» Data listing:
────────────────
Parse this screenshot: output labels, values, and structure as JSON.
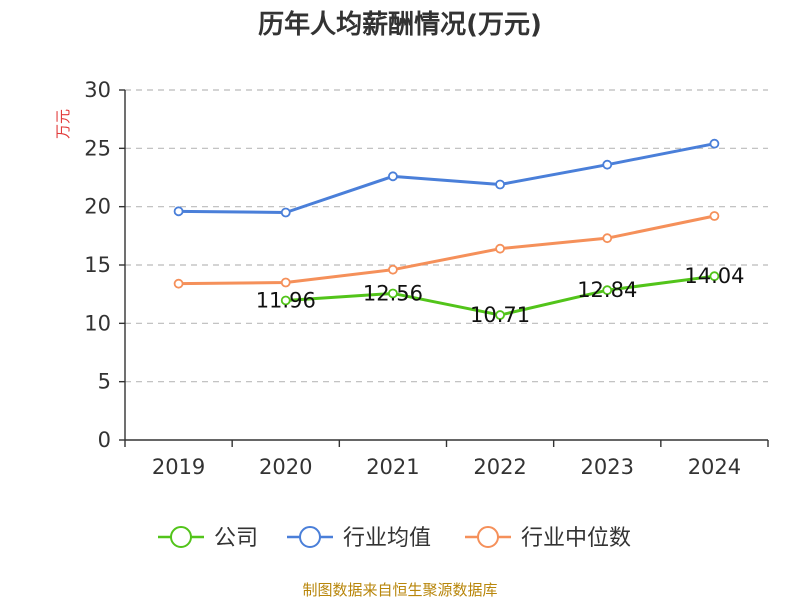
{
  "chart_data": {
    "type": "line",
    "title": "历年人均薪酬情况(万元)",
    "ylabel": "万元",
    "xlabel": "",
    "categories": [
      "2019",
      "2020",
      "2021",
      "2022",
      "2023",
      "2024"
    ],
    "ylim": [
      0,
      30
    ],
    "yticks": [
      0,
      5,
      10,
      15,
      20,
      25,
      30
    ],
    "grid": true,
    "legend_position": "bottom",
    "series": [
      {
        "name": "公司",
        "color": "#52c41a",
        "values": [
          null,
          11.96,
          12.56,
          10.71,
          12.84,
          14.04
        ],
        "labels": [
          "",
          "11.96",
          "12.56",
          "10.71",
          "12.84",
          "14.04"
        ]
      },
      {
        "name": "行业均值",
        "color": "#4a7fd9",
        "values": [
          19.6,
          19.5,
          22.6,
          21.9,
          23.6,
          25.4
        ]
      },
      {
        "name": "行业中位数",
        "color": "#f5905a",
        "values": [
          13.4,
          13.5,
          14.6,
          16.4,
          17.3,
          19.2
        ]
      }
    ]
  },
  "source": "制图数据来自恒生聚源数据库"
}
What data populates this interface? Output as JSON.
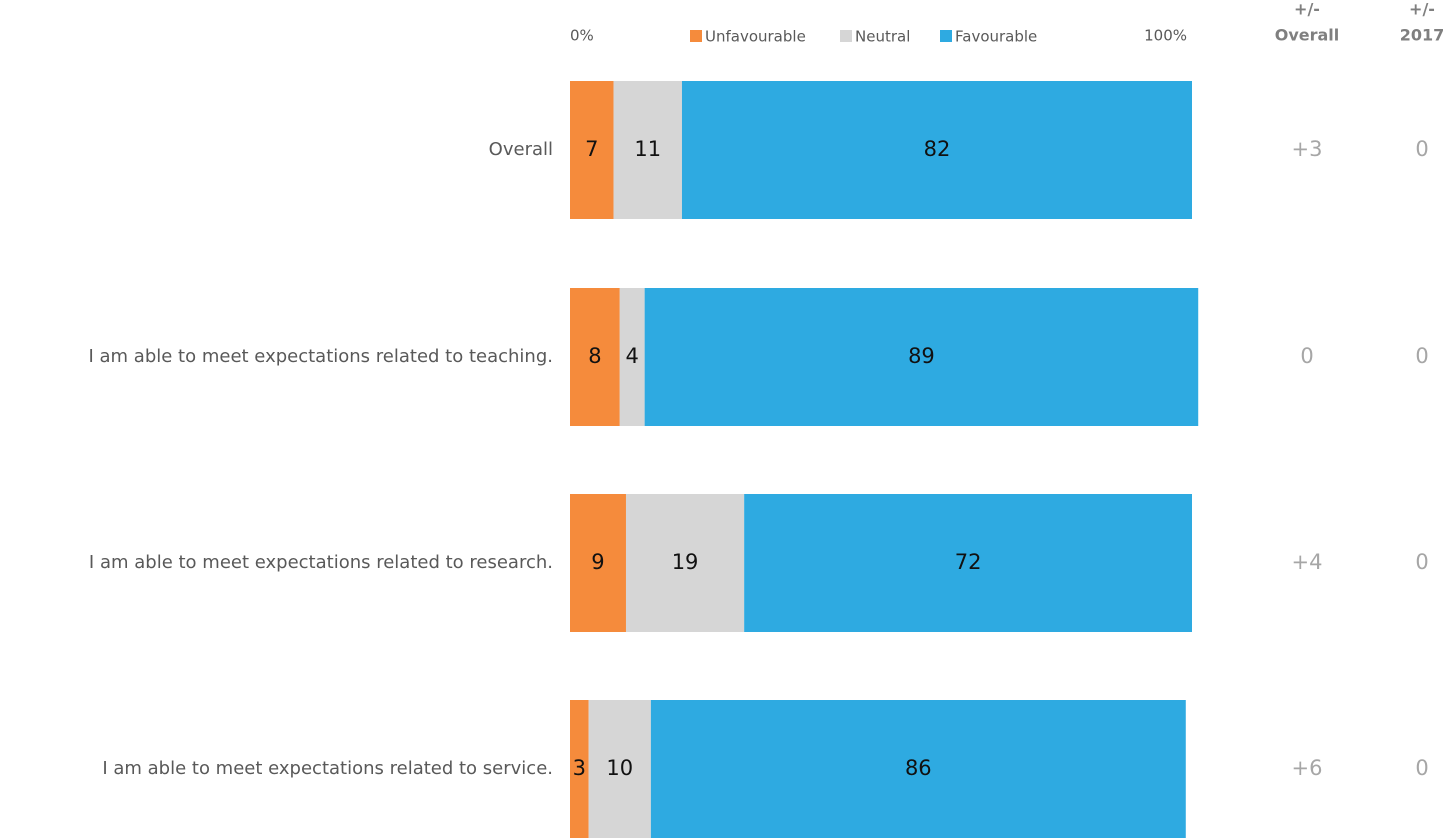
{
  "chart_data": {
    "type": "stacked-bar-horizontal",
    "categories": [
      "Overall",
      "I am able to meet expectations related to teaching.",
      "I am able to meet expectations related to research.",
      "I am able to meet expectations related to service."
    ],
    "series": [
      {
        "name": "Unfavourable",
        "color": "#f58b3c",
        "values": [
          7,
          8,
          9,
          3
        ]
      },
      {
        "name": "Neutral",
        "color": "#d6d6d6",
        "values": [
          11,
          4,
          19,
          10
        ]
      },
      {
        "name": "Favourable",
        "color": "#2eaae1",
        "values": [
          82,
          89,
          72,
          86
        ]
      }
    ],
    "xlim": [
      0,
      100
    ],
    "xticks": [
      {
        "value": 0,
        "label": "0%"
      },
      {
        "value": 100,
        "label": "100%"
      }
    ],
    "columns": [
      {
        "header": [
          "+/-",
          "Overall"
        ],
        "values": [
          3,
          0,
          4,
          6
        ],
        "value_labels": [
          "+3",
          "0",
          "+4",
          "+6"
        ]
      },
      {
        "header": [
          "+/-",
          "2017"
        ],
        "values": [
          0,
          0,
          0,
          0
        ]
      }
    ]
  }
}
────────────────
» Problem to work on: Restate each entry word for word, please, but drop any images it holds.

» Solution for this problem:
Parse this screenshot: output labels, values, and structure as JSON.
{
  "chart_data": {
    "type": "line",
    "title": "历年人均薪酬情况(万元)",
    "ylabel": "万元",
    "xlabel": "",
    "categories": [
      "2019",
      "2020",
      "2021",
      "2022",
      "2023",
      "2024"
    ],
    "ylim": [
      0,
      30
    ],
    "yticks": [
      0,
      5,
      10,
      15,
      20,
      25,
      30
    ],
    "grid": true,
    "legend_position": "bottom",
    "series": [
      {
        "name": "公司",
        "color": "#52c41a",
        "values": [
          null,
          11.96,
          12.56,
          10.71,
          12.84,
          14.04
        ],
        "labels": [
          "",
          "11.96",
          "12.56",
          "10.71",
          "12.84",
          "14.04"
        ]
      },
      {
        "name": "行业均值",
        "color": "#4a7fd9",
        "values": [
          19.6,
          19.5,
          22.6,
          21.9,
          23.6,
          25.4
        ]
      },
      {
        "name": "行业中位数",
        "color": "#f5905a",
        "values": [
          13.4,
          13.5,
          14.6,
          16.4,
          17.3,
          19.2
        ]
      }
    ]
  },
  "source": "制图数据来自恒生聚源数据库"
}
What data populates this interface? Output as JSON.
{
  "chart_data": {
    "type": "stacked-bar-horizontal",
    "categories": [
      "Overall",
      "I am able to meet expectations related to teaching.",
      "I am able to meet expectations related to research.",
      "I am able to meet expectations related to service."
    ],
    "series": [
      {
        "name": "Unfavourable",
        "color": "#f58b3c",
        "values": [
          7,
          8,
          9,
          3
        ]
      },
      {
        "name": "Neutral",
        "color": "#d6d6d6",
        "values": [
          11,
          4,
          19,
          10
        ]
      },
      {
        "name": "Favourable",
        "color": "#2eaae1",
        "values": [
          82,
          89,
          72,
          86
        ]
      }
    ],
    "xlim": [
      0,
      100
    ],
    "xticks": [
      {
        "value": 0,
        "label": "0%"
      },
      {
        "value": 100,
        "label": "100%"
      }
    ],
    "columns": [
      {
        "header": [
          "+/-",
          "Overall"
        ],
        "values": [
          3,
          0,
          4,
          6
        ],
        "value_labels": [
          "+3",
          "0",
          "+4",
          "+6"
        ]
      },
      {
        "header": [
          "+/-",
          "2017"
        ],
        "values": [
          0,
          0,
          0,
          0
        ]
      }
    ]
  }
}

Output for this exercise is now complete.